··· Records shown ···

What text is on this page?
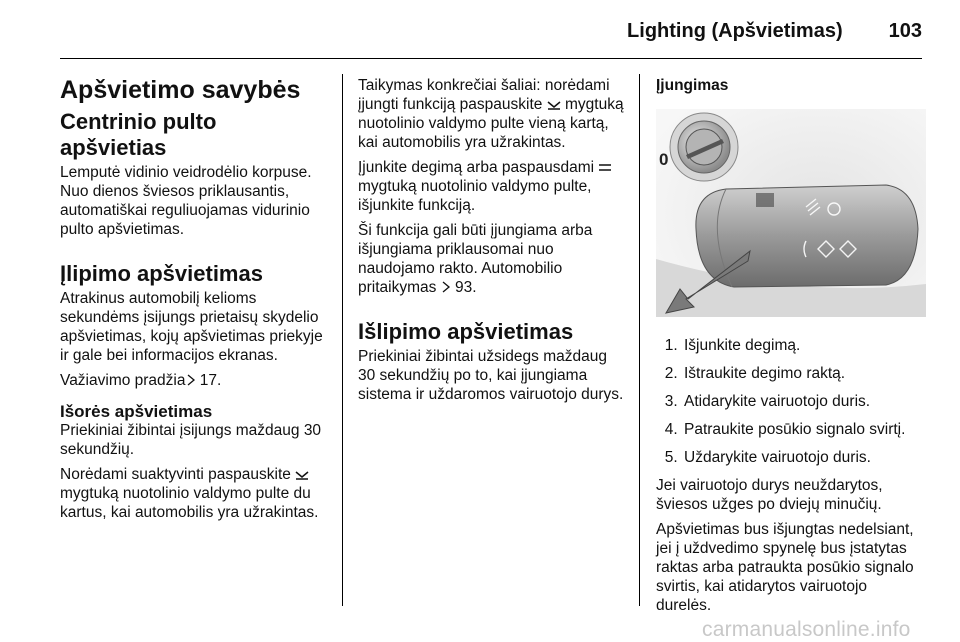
Lighting (Apšvietimas) 103
Apšvietimo savybės
Centrinio pulto apšvietias

Lemputė vidinio veidrodėlio korpuse. Nuo dienos šviesos priklausantis, automatiškai reguliuojamas vidurinio pulto apšvietimas.

Įlipimo apšvietimas

Atrakinus automobilį kelioms sekundėms įsijungs prietaisų skydelio apšvietimas, kojų apšvietimas priekyje ir gale bei informacijos ekranas.

Važiavimo pradžia 17.

Išorės apšvietimas

Priekiniai žibintai įsijungs maždaug 30 sekundžių.

Norėdami suaktyvinti paspauskite  mygtuką nuotolinio valdymo pulte du kartus, kai automobilis yra užrakintas.

Taikymas konkrečiai šaliai: norėdami įjungti funkciją paspauskite  mygtuką nuotolinio valdymo pulte vieną kartą, kai automobilis yra užrakintas.

Įjunkite degimą arba paspausdami  mygtuką nuotolinio valdymo pulte, išjunkite funkciją.

Ši funkcija gali būti įjungiama arba išjungiama priklausomai nuo naudojamo rakto. Automobilio pritaikymas  93.

Išlipimo apšvietimas

Priekiniai žibintai užsidegs maždaug 30 sekundžių po to, kai įjungiama sistema ir uždaromos vairuotojo durys.

Įjungimas
0
1. Išjunkite degimą.
2. Ištraukite degimo raktą.
3. Atidarykite vairuotojo duris.
4. Patraukite posūkio signalo svirtį.
5. Uždarykite vairuotojo duris.

Jei vairuotojo durys neuždarytos, šviesos užges po dviejų minučių.

Apšvietimas bus išjungtas nedelsiant, jei į uždvedimo spynelę bus įstatytas raktas arba patraukta posūkio signalo svirtis, kai atidarytos vairuotojo durelės.

carmanualsonline.info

···

Leave out every picture and copy the rest of the records exactly.

What text is on this page?
Lighting (Apšvietimas) 103
Apšvietimo savybės
Centrinio pulto apšvietias

Lemputė vidinio veidrodėlio korpuse. Nuo dienos šviesos priklausantis, automatiškai reguliuojamas vidurinio pulto apšvietimas.

Įlipimo apšvietimas

Atrakinus automobilį kelioms sekundėms įsijungs prietaisų skydelio apšvietimas, kojų apšvietimas priekyje ir gale bei informacijos ekranas.

Važiavimo pradžia 17.

Išorės apšvietimas

Priekiniai žibintai įsijungs maždaug 30 sekundžių.

Norėdami suaktyvinti paspauskite  mygtuką nuotolinio valdymo pulte du kartus, kai automobilis yra užrakintas.

Taikymas konkrečiai šaliai: norėdami įjungti funkciją paspauskite  mygtuką nuotolinio valdymo pulte vieną kartą, kai automobilis yra užrakintas.

Įjunkite degimą arba paspausdami  mygtuką nuotolinio valdymo pulte, išjunkite funkciją.

Ši funkcija gali būti įjungiama arba išjungiama priklausomai nuo naudojamo rakto. Automobilio pritaikymas  93.

Išlipimo apšvietimas

Priekiniai žibintai užsidegs maždaug 30 sekundžių po to, kai įjungiama sistema ir uždaromos vairuotojo durys.

Įjungimas
0
1. Išjunkite degimą.
2. Ištraukite degimo raktą.
3. Atidarykite vairuotojo duris.
4. Patraukite posūkio signalo svirtį.
5. Uždarykite vairuotojo duris.

Jei vairuotojo durys neuždarytos, šviesos užges po dviejų minučių.

Apšvietimas bus išjungtas nedelsiant, jei į uždvedimo spynelę bus įstatytas raktas arba patraukta posūkio signalo svirtis, kai atidarytos vairuotojo durelės.

carmanualsonline.info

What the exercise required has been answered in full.